(Entries taken from a collection)

------------------------------------------------------------------------

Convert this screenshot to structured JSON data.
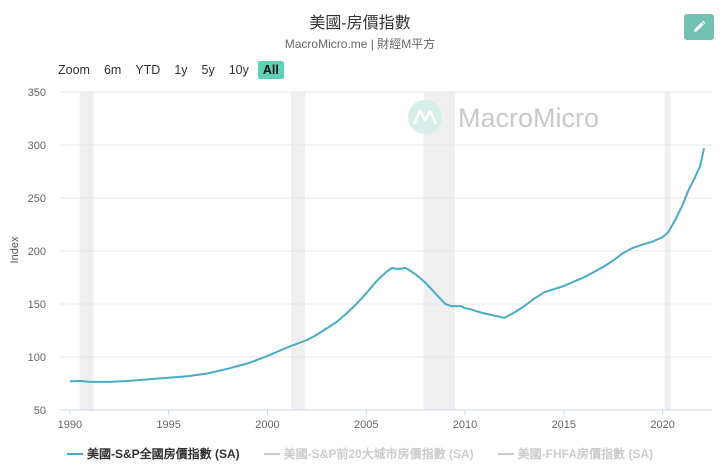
{
  "header": {
    "title": "美國-房價指數",
    "subtitle": "MacroMicro.me | 財經M平方"
  },
  "toolbar": {
    "zoom_label": "Zoom",
    "ranges": [
      "6m",
      "YTD",
      "1y",
      "5y",
      "10y",
      "All"
    ],
    "active_range": "All",
    "edit_icon": "pencil-icon"
  },
  "watermark": {
    "text": "MacroMicro",
    "icon": "macromicro-logo-icon"
  },
  "colors": {
    "line": "#4aabc8",
    "recession": "#efefef",
    "accent": "#5ed1b8",
    "legend_off": "#cccccc"
  },
  "chart_data": {
    "type": "line",
    "ylabel": "Index",
    "xlabel": "",
    "xlim": [
      1989.5,
      2022.5
    ],
    "ylim": [
      50,
      350
    ],
    "x_ticks": [
      1990,
      1995,
      2000,
      2005,
      2010,
      2015,
      2020
    ],
    "y_ticks": [
      50,
      100,
      150,
      200,
      250,
      300,
      350
    ],
    "grid": "horizontal",
    "recessions": [
      [
        1990.5,
        1991.2
      ],
      [
        2001.2,
        2001.9
      ],
      [
        2007.9,
        2009.5
      ],
      [
        2020.1,
        2020.4
      ]
    ],
    "series": [
      {
        "name": "美國-S&P全國房價指數 (SA)",
        "visible": true,
        "x": [
          1990,
          1990.5,
          1991,
          1991.5,
          1992,
          1992.5,
          1993,
          1994,
          1995,
          1996,
          1997,
          1998,
          1999,
          2000,
          2001,
          2002,
          2002.5,
          2003,
          2003.5,
          2004,
          2004.5,
          2005,
          2005.5,
          2006,
          2006.3,
          2006.6,
          2007,
          2007.5,
          2008,
          2008.5,
          2009,
          2009.3,
          2009.5,
          2009.8,
          2010,
          2010.3,
          2010.6,
          2011,
          2011.5,
          2012,
          2012.5,
          2013,
          2013.5,
          2014,
          2014.5,
          2015,
          2015.5,
          2016,
          2016.5,
          2017,
          2017.5,
          2018,
          2018.5,
          2019,
          2019.5,
          2020,
          2020.3,
          2020.6,
          2021,
          2021.3,
          2021.6,
          2021.9,
          2022.1
        ],
        "values": [
          77,
          77.5,
          76.5,
          76.5,
          76.5,
          77,
          77.5,
          79,
          80.5,
          82,
          84.5,
          89,
          94,
          101,
          109,
          116,
          121,
          127,
          133,
          141,
          150,
          160,
          171,
          180,
          184,
          183,
          184,
          178,
          170,
          160,
          150,
          148,
          148,
          148,
          146,
          145,
          143,
          141,
          139,
          137,
          142,
          148,
          155,
          161,
          164,
          167,
          171,
          175,
          180,
          185,
          191,
          198,
          203,
          206,
          209,
          213,
          218,
          228,
          243,
          257,
          268,
          280,
          297
        ]
      },
      {
        "name": "美國-S&P前20大城市房價指數 (SA)",
        "visible": false
      },
      {
        "name": "美國-FHFA房價指數 (SA)",
        "visible": false
      }
    ]
  }
}
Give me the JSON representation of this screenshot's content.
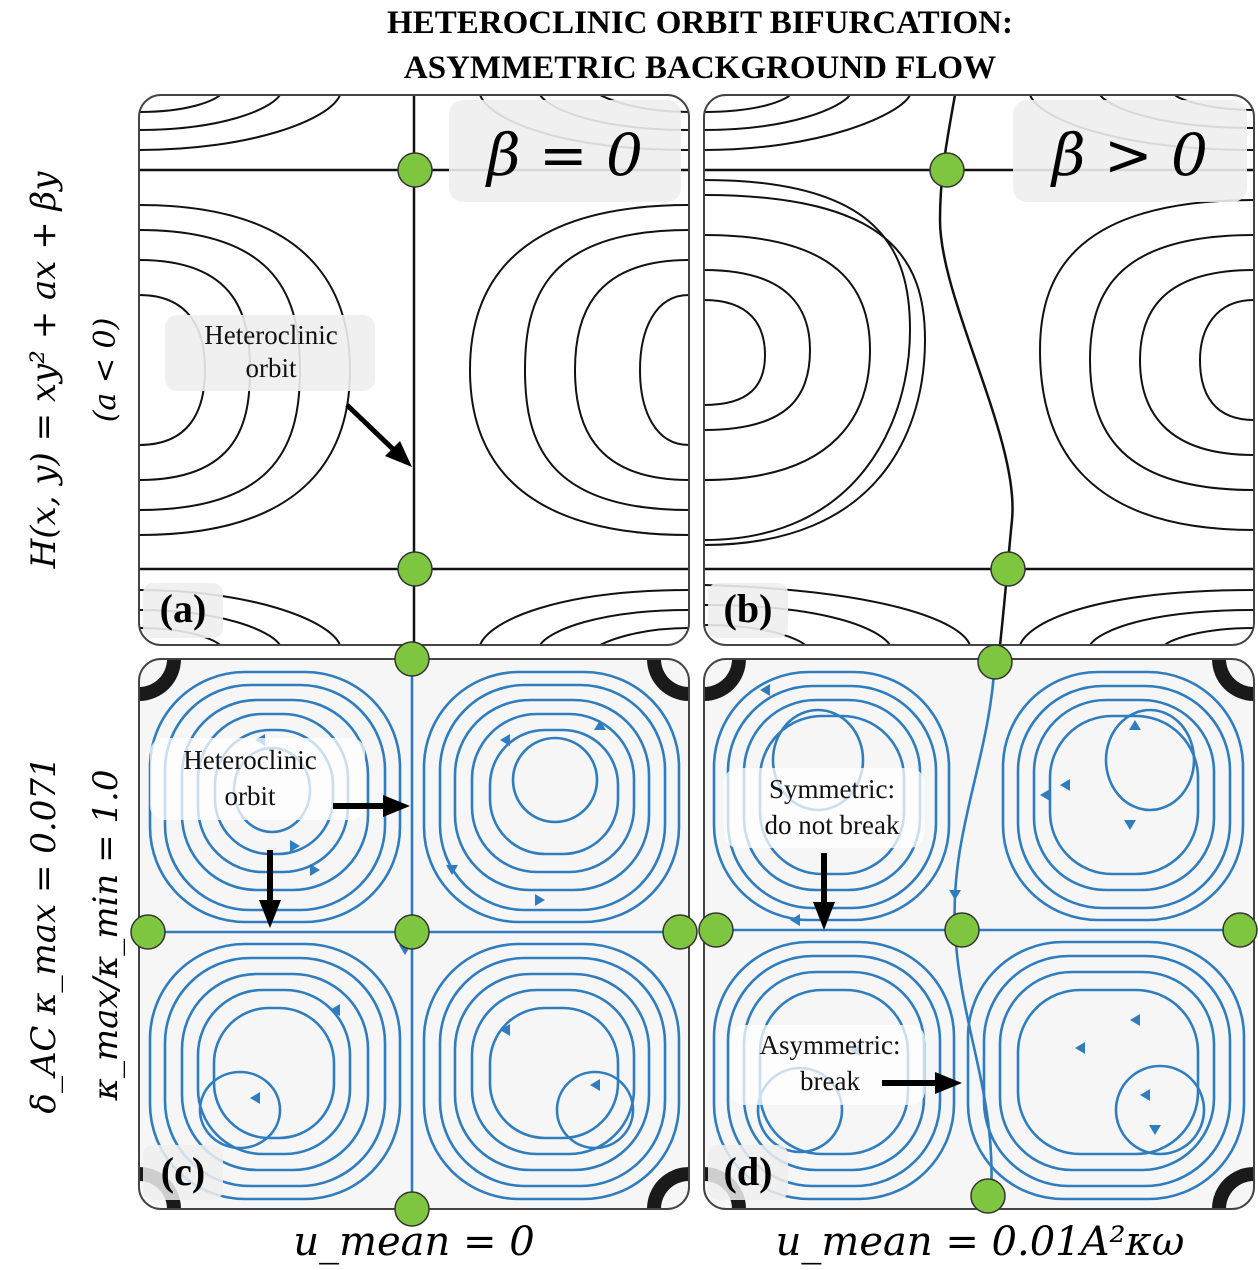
{
  "title": {
    "line1": "HETEROCLINIC ORBIT BIFURCATION:",
    "line2": "ASYMMETRIC BACKGROUND FLOW"
  },
  "row_labels": {
    "top_main": "H(x, y) = xy² + ax + βy",
    "top_sub": "(a < 0)",
    "bottom_main": "δ_AC κ_max = 0.071",
    "bottom_sub": "κ_max/κ_min = 1.0"
  },
  "col_labels": {
    "left": "u_mean = 0",
    "right": "u_mean = 0.01A²κω"
  },
  "panels": {
    "a": {
      "label": "(a)",
      "param": "β = 0",
      "annotation": [
        "Heteroclinic",
        "orbit"
      ]
    },
    "b": {
      "label": "(b)",
      "param": "β > 0"
    },
    "c": {
      "label": "(c)",
      "annotation": [
        "Heteroclinic",
        "orbit"
      ]
    },
    "d": {
      "label": "(d)",
      "annotation_top": [
        "Symmetric:",
        "do not break"
      ],
      "annotation_bottom": [
        "Asymmetric:",
        "break"
      ]
    }
  },
  "colors": {
    "contour": "#111111",
    "streamline": "#2f7dbf",
    "fixed_point": "#7ec63f",
    "panel_bg": "#f6f6f6",
    "boundary_fill": "#1a1a1a"
  }
}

------------------------------------------------------------------------

* _Request_:
Pick out all lines from the data above in which the word "name" appears.

* _Answer for the task_:
        "name": "美國-S&P全國房價指數 (SA)",
        "name": "美國-S&P前20大城市房價指數 (SA)",
        "name": "美國-FHFA房價指數 (SA)",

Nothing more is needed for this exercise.